_DIRECTIONS FOR THIS TASK:_ Reproduce the listing below line for line and character for character, omitting the pictures.

_MATERIAL FOR THIS EXERCISE:_
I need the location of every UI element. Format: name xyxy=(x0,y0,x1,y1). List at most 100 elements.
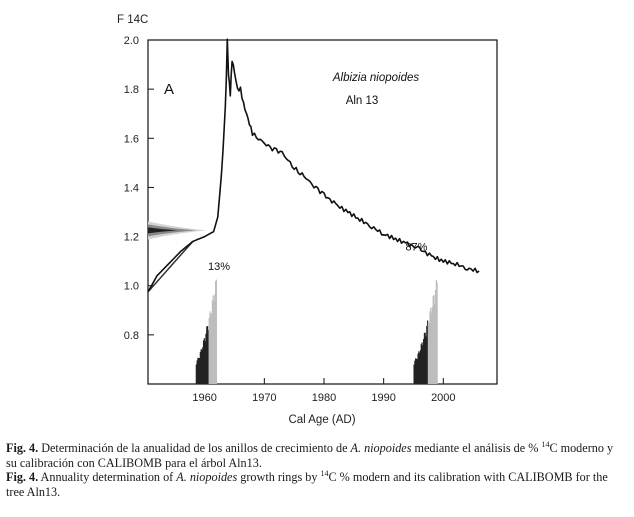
histogram-bar xyxy=(414,360,416,384)
histogram-bar xyxy=(434,303,436,384)
x-tick-label: 1960 xyxy=(192,392,216,404)
histogram-bar xyxy=(215,281,217,384)
caption-en: Fig. 4. Annuality determination of A. ni… xyxy=(6,468,624,499)
y-axis-label: F 14C xyxy=(117,14,148,26)
x-tick-label: 1980 xyxy=(312,392,336,404)
caption-es: Fig. 4. Determinación de la anualidad de… xyxy=(6,439,624,470)
histogram-bar xyxy=(434,289,437,384)
histogram-bar xyxy=(206,326,209,384)
histogram-bar xyxy=(212,295,214,384)
histogram-bar xyxy=(210,313,212,384)
histogram-bar xyxy=(436,282,438,384)
histogram-bar xyxy=(202,340,205,384)
histogram-bar xyxy=(420,344,422,384)
histogram-13 xyxy=(195,279,218,384)
histogram-bar xyxy=(206,326,208,384)
histogram-bar xyxy=(424,332,426,384)
histogram-bar xyxy=(210,313,213,384)
input-connector-line xyxy=(147,240,194,293)
caption-en-fig: Fig. 4. xyxy=(6,470,39,484)
plot-frame xyxy=(147,39,498,385)
y-tick-label: 2.0 xyxy=(124,35,139,47)
histogram-bar xyxy=(421,342,423,384)
histogram-bar xyxy=(433,294,435,384)
histogram-bar xyxy=(204,341,206,384)
caption-en-mid: growth rings by xyxy=(237,470,321,484)
histogram-bar xyxy=(415,358,417,384)
y-tick-label: 1.4 xyxy=(124,182,139,194)
histogram-bar xyxy=(423,332,426,384)
caption-en-sup: 14 xyxy=(320,468,329,478)
caption-es-post: C moderno y su calibración con CALIBOMB … xyxy=(6,441,614,470)
x-axis: 1960 1970 1980 1990 2000 xyxy=(192,378,456,404)
input-distribution xyxy=(148,221,206,240)
histogram-bar xyxy=(213,301,215,384)
y-tick-label: 1.0 xyxy=(124,281,139,293)
histogram-bar xyxy=(215,279,218,384)
histogram-bar xyxy=(417,353,419,384)
histogram-bar xyxy=(427,322,429,384)
histogram-bar xyxy=(195,364,197,384)
caption-es-pre: Determinación de la anualidad de los ani… xyxy=(38,441,351,455)
figure-captions: Fig. 4. Determinación de la anualidad de… xyxy=(6,439,624,499)
histogram-bar xyxy=(208,317,210,384)
x-axis-label: Cal Age (AD) xyxy=(288,414,355,426)
panel-label: A xyxy=(164,81,174,98)
chart: 0.8 1.0 1.2 1.4 1.6 1.8 2.0 1960 1970 1980 1990 20… xyxy=(117,14,498,426)
histogram-bar xyxy=(214,294,216,384)
histogram-bar xyxy=(196,360,198,384)
caption-en-pre: Annuality determination of xyxy=(38,470,177,484)
histogram-bar xyxy=(198,357,201,384)
annotation-87: 87% xyxy=(405,241,427,253)
tree-label: Aln 13 xyxy=(346,95,379,107)
histogram-bar xyxy=(198,358,200,384)
series-line xyxy=(147,38,480,293)
x-tick-label: 1990 xyxy=(371,392,395,404)
histogram-bar xyxy=(435,280,437,384)
histogram-bar xyxy=(416,359,418,384)
caption-en-post: C % modern and its calibration with CALI… xyxy=(6,470,608,499)
species-label: Albizia niopoides xyxy=(332,72,420,84)
caption-en-species: A. niopoides xyxy=(176,470,238,484)
histogram-bar xyxy=(419,352,421,384)
histogram-bar xyxy=(202,347,204,384)
histogram-bar xyxy=(419,350,422,384)
histogram-bar xyxy=(431,307,433,384)
y-tick-label: 1.2 xyxy=(124,232,139,244)
histogram-bar xyxy=(201,350,203,384)
histogram-bar xyxy=(413,364,415,384)
histogram-bar xyxy=(422,345,424,384)
annotation-13: 13% xyxy=(208,261,230,273)
histogram-bar xyxy=(207,330,209,384)
y-axis: 0.8 1.0 1.2 1.4 1.6 1.8 2.0 xyxy=(124,35,154,342)
histogram-bar xyxy=(199,352,201,384)
y-tick-label: 0.8 xyxy=(124,330,139,342)
histogram-bar xyxy=(426,325,428,384)
histogram-bar xyxy=(430,307,432,384)
caption-es-fig: Fig. 4. xyxy=(6,441,39,455)
histogram-bar xyxy=(418,351,420,384)
histogram-bar xyxy=(430,312,433,384)
histogram-bar xyxy=(197,357,199,384)
caption-es-sup: 14 xyxy=(541,439,550,449)
x-tick-label: 2000 xyxy=(431,392,455,404)
caption-es-mid: mediante el análisis de % xyxy=(411,441,542,455)
y-tick-label: 1.6 xyxy=(124,133,139,145)
histogram-bar xyxy=(200,349,202,384)
histogram-bar xyxy=(203,338,205,384)
input-distribution-band xyxy=(148,227,178,234)
histogram-bar xyxy=(415,358,418,384)
histogram-bar xyxy=(425,336,427,384)
histogram-bar xyxy=(429,311,431,384)
caption-es-species: A. niopoides xyxy=(350,441,412,455)
histogram-bar xyxy=(211,300,213,384)
x-tick-label: 1970 xyxy=(252,392,276,404)
y-tick-label: 1.8 xyxy=(124,84,139,96)
histogram-bar xyxy=(205,333,207,384)
histogram-bar xyxy=(423,339,425,384)
histogram-bar xyxy=(428,322,430,384)
histogram-bar xyxy=(427,320,429,384)
histogram-bar xyxy=(432,295,434,384)
histogram-bar xyxy=(209,311,211,384)
histogram-87 xyxy=(413,280,438,384)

_CORRECT OUTPUT:_
I need the location of every UI element. Format: name xyxy=(x0,y0,x1,y1). List at most 100 elements.
histogram-bar xyxy=(414,360,416,384)
histogram-bar xyxy=(434,303,436,384)
x-tick-label: 1960 xyxy=(192,392,216,404)
histogram-bar xyxy=(215,281,217,384)
caption-en: Fig. 4. Annuality determination of A. ni… xyxy=(6,468,624,499)
y-axis-label: F 14C xyxy=(117,14,148,26)
x-tick-label: 1980 xyxy=(312,392,336,404)
caption-es: Fig. 4. Determinación de la anualidad de… xyxy=(6,439,624,470)
histogram-bar xyxy=(434,289,437,384)
histogram-bar xyxy=(206,326,209,384)
histogram-bar xyxy=(212,295,214,384)
histogram-bar xyxy=(210,313,212,384)
histogram-bar xyxy=(436,282,438,384)
histogram-bar xyxy=(202,340,205,384)
histogram-bar xyxy=(420,344,422,384)
histogram-13 xyxy=(195,279,218,384)
histogram-bar xyxy=(206,326,208,384)
histogram-bar xyxy=(424,332,426,384)
histogram-bar xyxy=(210,313,213,384)
input-connector-line xyxy=(147,240,194,293)
caption-en-fig: Fig. 4. xyxy=(6,470,39,484)
plot-frame xyxy=(147,39,498,385)
y-tick-label: 2.0 xyxy=(124,35,139,47)
histogram-bar xyxy=(421,342,423,384)
histogram-bar xyxy=(433,294,435,384)
histogram-bar xyxy=(204,341,206,384)
caption-en-mid: growth rings by xyxy=(237,470,321,484)
histogram-bar xyxy=(415,358,417,384)
y-tick-label: 1.4 xyxy=(124,182,139,194)
histogram-bar xyxy=(423,332,426,384)
caption-en-sup: 14 xyxy=(320,468,329,478)
caption-es-post: C moderno y su calibración con CALIBOMB … xyxy=(6,441,614,470)
x-axis: 1960 1970 1980 1990 2000 xyxy=(192,378,456,404)
input-distribution xyxy=(148,221,206,240)
histogram-bar xyxy=(213,301,215,384)
y-tick-label: 1.0 xyxy=(124,281,139,293)
histogram-bar xyxy=(215,279,218,384)
histogram-bar xyxy=(417,353,419,384)
histogram-bar xyxy=(427,322,429,384)
histogram-bar xyxy=(195,364,197,384)
caption-es-pre: Determinación de la anualidad de los ani… xyxy=(38,441,351,455)
figure-captions: Fig. 4. Determinación de la anualidad de… xyxy=(6,439,624,499)
histogram-bar xyxy=(208,317,210,384)
x-axis-label: Cal Age (AD) xyxy=(288,414,355,426)
panel-label: A xyxy=(164,81,174,98)
chart: 0.8 1.0 1.2 1.4 1.6 1.8 2.0 1960 1970 1980 1990 20… xyxy=(117,14,498,426)
histogram-bar xyxy=(214,294,216,384)
histogram-bar xyxy=(196,360,198,384)
caption-en-pre: Annuality determination of xyxy=(38,470,177,484)
histogram-bar xyxy=(198,357,201,384)
annotation-87: 87% xyxy=(405,241,427,253)
tree-label: Aln 13 xyxy=(346,95,379,107)
histogram-bar xyxy=(198,358,200,384)
series-line xyxy=(147,38,480,293)
x-tick-label: 1990 xyxy=(371,392,395,404)
histogram-bar xyxy=(435,280,437,384)
histogram-bar xyxy=(416,359,418,384)
caption-en-post: C % modern and its calibration with CALI… xyxy=(6,470,608,499)
species-label: Albizia niopoides xyxy=(332,72,420,84)
caption-en-species: A. niopoides xyxy=(176,470,238,484)
histogram-bar xyxy=(419,352,421,384)
histogram-bar xyxy=(202,347,204,384)
histogram-bar xyxy=(419,350,422,384)
histogram-bar xyxy=(431,307,433,384)
y-tick-label: 1.2 xyxy=(124,232,139,244)
histogram-bar xyxy=(201,350,203,384)
histogram-bar xyxy=(413,364,415,384)
histogram-bar xyxy=(422,345,424,384)
annotation-13: 13% xyxy=(208,261,230,273)
histogram-bar xyxy=(207,330,209,384)
y-axis: 0.8 1.0 1.2 1.4 1.6 1.8 2.0 xyxy=(124,35,154,342)
histogram-bar xyxy=(199,352,201,384)
y-tick-label: 0.8 xyxy=(124,330,139,342)
histogram-bar xyxy=(426,325,428,384)
histogram-bar xyxy=(430,307,432,384)
caption-es-fig: Fig. 4. xyxy=(6,441,39,455)
histogram-bar xyxy=(418,351,420,384)
histogram-bar xyxy=(430,312,433,384)
histogram-bar xyxy=(197,357,199,384)
caption-es-sup: 14 xyxy=(541,439,550,449)
x-tick-label: 2000 xyxy=(431,392,455,404)
caption-es-mid: mediante el análisis de % xyxy=(411,441,542,455)
y-tick-label: 1.6 xyxy=(124,133,139,145)
histogram-bar xyxy=(200,349,202,384)
histogram-bar xyxy=(203,338,205,384)
input-distribution-band xyxy=(148,227,178,234)
histogram-bar xyxy=(415,358,418,384)
histogram-bar xyxy=(425,336,427,384)
histogram-bar xyxy=(429,311,431,384)
caption-es-species: A. niopoides xyxy=(350,441,412,455)
histogram-bar xyxy=(211,300,213,384)
x-tick-label: 1970 xyxy=(252,392,276,404)
y-tick-label: 1.8 xyxy=(124,84,139,96)
histogram-bar xyxy=(205,333,207,384)
histogram-bar xyxy=(423,339,425,384)
histogram-bar xyxy=(428,322,430,384)
histogram-bar xyxy=(427,320,429,384)
histogram-bar xyxy=(432,295,434,384)
histogram-bar xyxy=(209,311,211,384)
histogram-87 xyxy=(413,280,438,384)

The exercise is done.